__Problem to solve__. Go through the entries below and copy each line containing the word "cloth".

__Data to process__.
------------------------

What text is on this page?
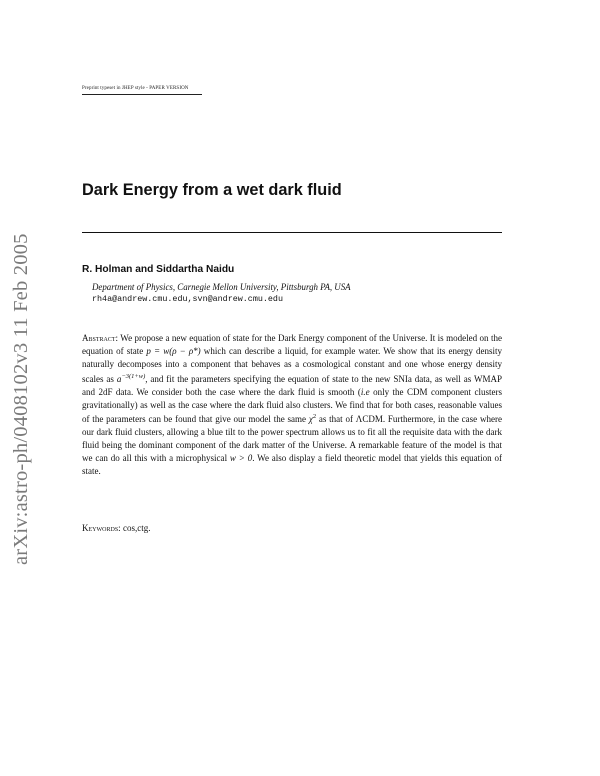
Preprint typeset in JHEP style - PAPER VERSION
arXiv:astro-ph/0408102v3 11 Feb 2005
Dark Energy from a wet dark fluid
R. Holman and Siddartha Naidu
Department of Physics, Carnegie Mellon University, Pittsburgh PA, USA
rh4a@andrew.cmu.edu,svn@andrew.cmu.edu
Abstract: We propose a new equation of state for the Dark Energy component of the Universe. It is modeled on the equation of state p = w(ρ − ρ*) which can describe a liquid, for example water. We show that its energy density naturally decomposes into a component that behaves as a cosmological constant and one whose energy density scales as $a^{-3(1+w)}$, and fit the parameters specifying the equation of state to the new SNIa data, as well as WMAP and 2dF data. We consider both the case where the dark fluid is smooth (i.e only the CDM component clusters gravitationally) as well as the case where the dark fluid also clusters. We find that for both cases, reasonable values of the parameters can be found that give our model the same $\chi^2$ as that of ΛCDM. Furthermore, in the case where our dark fluid clusters, allowing a blue tilt to the power spectrum allows us to fit all the requisite data with the dark fluid being the dominant component of the dark matter of the Universe. A remarkable feature of the model is that we can do all this with a microphysical w > 0. We also display a field theoretic model that yields this equation of state.
Keywords: cos,ctg.
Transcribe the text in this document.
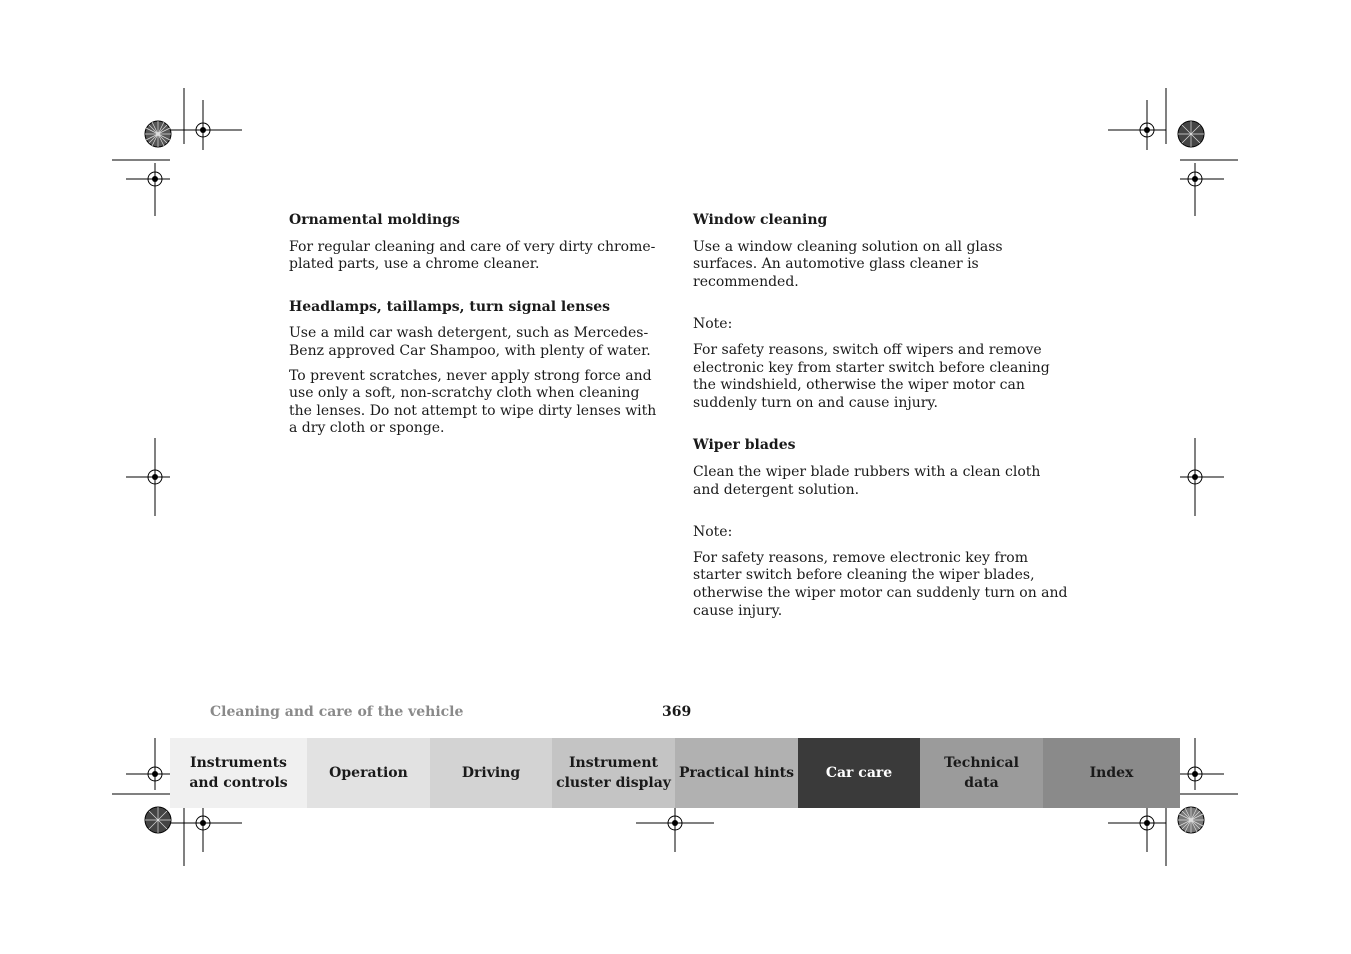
Ornamental moldings

For regular cleaning and care of very dirty chrome-plated parts, use a chrome cleaner.

Headlamps, taillamps, turn signal lenses

Use a mild car wash detergent, such as Mercedes-Benz approved Car Shampoo, with plenty of water.

To prevent scratches, never apply strong force and use only a soft, non-scratchy cloth when cleaning the lenses. Do not attempt to wipe dirty lenses with a dry cloth or sponge.

Window cleaning

Use a window cleaning solution on all glass surfaces. An automotive glass cleaner is recommended.

Note:

For safety reasons, switch off wipers and remove electronic key from starter switch before cleaning the windshield, otherwise the wiper motor can suddenly turn on and cause injury.

Wiper blades

Clean the wiper blade rubbers with a clean cloth and detergent solution.

Note:

For safety reasons, remove electronic key from starter switch before cleaning the wiper blades, otherwise the wiper motor can suddenly turn on and cause injury.

Cleaning and care of the vehicle	369
Instruments
and controls
Operation	Driving
Instrument
cluster display
Practical hints	Car care
Technical
data
Index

------------------------

__Written reply__.
To prevent scratches, never apply strong force and use only a soft, non-scratchy cloth when cleaning the lenses. Do not attempt to wipe dirty lenses with a dry cloth or sponge.
Clean the wiper blade rubbers with a clean cloth and detergent solution.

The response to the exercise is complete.